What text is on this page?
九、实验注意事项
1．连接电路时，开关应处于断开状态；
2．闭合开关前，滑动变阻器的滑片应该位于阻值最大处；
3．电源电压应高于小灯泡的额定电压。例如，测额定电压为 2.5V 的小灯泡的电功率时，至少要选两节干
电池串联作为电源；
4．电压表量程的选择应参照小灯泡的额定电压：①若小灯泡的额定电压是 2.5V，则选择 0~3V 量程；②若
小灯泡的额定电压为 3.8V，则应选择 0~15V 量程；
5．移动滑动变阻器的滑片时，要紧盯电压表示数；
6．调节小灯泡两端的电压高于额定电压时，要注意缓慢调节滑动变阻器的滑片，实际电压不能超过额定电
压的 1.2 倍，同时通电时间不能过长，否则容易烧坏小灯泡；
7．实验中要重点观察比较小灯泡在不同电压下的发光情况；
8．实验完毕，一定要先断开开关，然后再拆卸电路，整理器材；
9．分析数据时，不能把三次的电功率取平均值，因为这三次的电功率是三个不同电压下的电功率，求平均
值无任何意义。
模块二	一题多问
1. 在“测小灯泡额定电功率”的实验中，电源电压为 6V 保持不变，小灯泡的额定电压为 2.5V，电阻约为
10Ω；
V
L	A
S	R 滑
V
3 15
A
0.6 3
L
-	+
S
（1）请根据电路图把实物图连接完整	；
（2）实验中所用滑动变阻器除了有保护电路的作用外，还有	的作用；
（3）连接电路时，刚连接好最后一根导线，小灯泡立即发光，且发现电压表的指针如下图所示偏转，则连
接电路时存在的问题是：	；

Exercise goal: Every line of the material must be returned exactly as it appears.

Result of this task:
What text is on this page?
九、实验注意事项
1．连接电路时，开关应处于断开状态；
2．闭合开关前，滑动变阻器的滑片应该位于阻值最大处；
3．电源电压应高于小灯泡的额定电压。例如，测额定电压为 2.5V 的小灯泡的电功率时，至少要选两节干
电池串联作为电源；
4．电压表量程的选择应参照小灯泡的额定电压：①若小灯泡的额定电压是 2.5V，则选择 0~3V 量程；②若
小灯泡的额定电压为 3.8V，则应选择 0~15V 量程；
5．移动滑动变阻器的滑片时，要紧盯电压表示数；
6．调节小灯泡两端的电压高于额定电压时，要注意缓慢调节滑动变阻器的滑片，实际电压不能超过额定电
压的 1.2 倍，同时通电时间不能过长，否则容易烧坏小灯泡；
7．实验中要重点观察比较小灯泡在不同电压下的发光情况；
8．实验完毕，一定要先断开开关，然后再拆卸电路，整理器材；
9．分析数据时，不能把三次的电功率取平均值，因为这三次的电功率是三个不同电压下的电功率，求平均
值无任何意义。
模块二	一题多问
1. 在“测小灯泡额定电功率”的实验中，电源电压为 6V 保持不变，小灯泡的额定电压为 2.5V，电阻约为
10Ω；
V
L	A
S	R 滑
V
3 15
A
0.6 3
L
-	+
S
（1）请根据电路图把实物图连接完整	；
（2）实验中所用滑动变阻器除了有保护电路的作用外，还有	的作用；
（3）连接电路时，刚连接好最后一根导线，小灯泡立即发光，且发现电压表的指针如下图所示偏转，则连
接电路时存在的问题是：	；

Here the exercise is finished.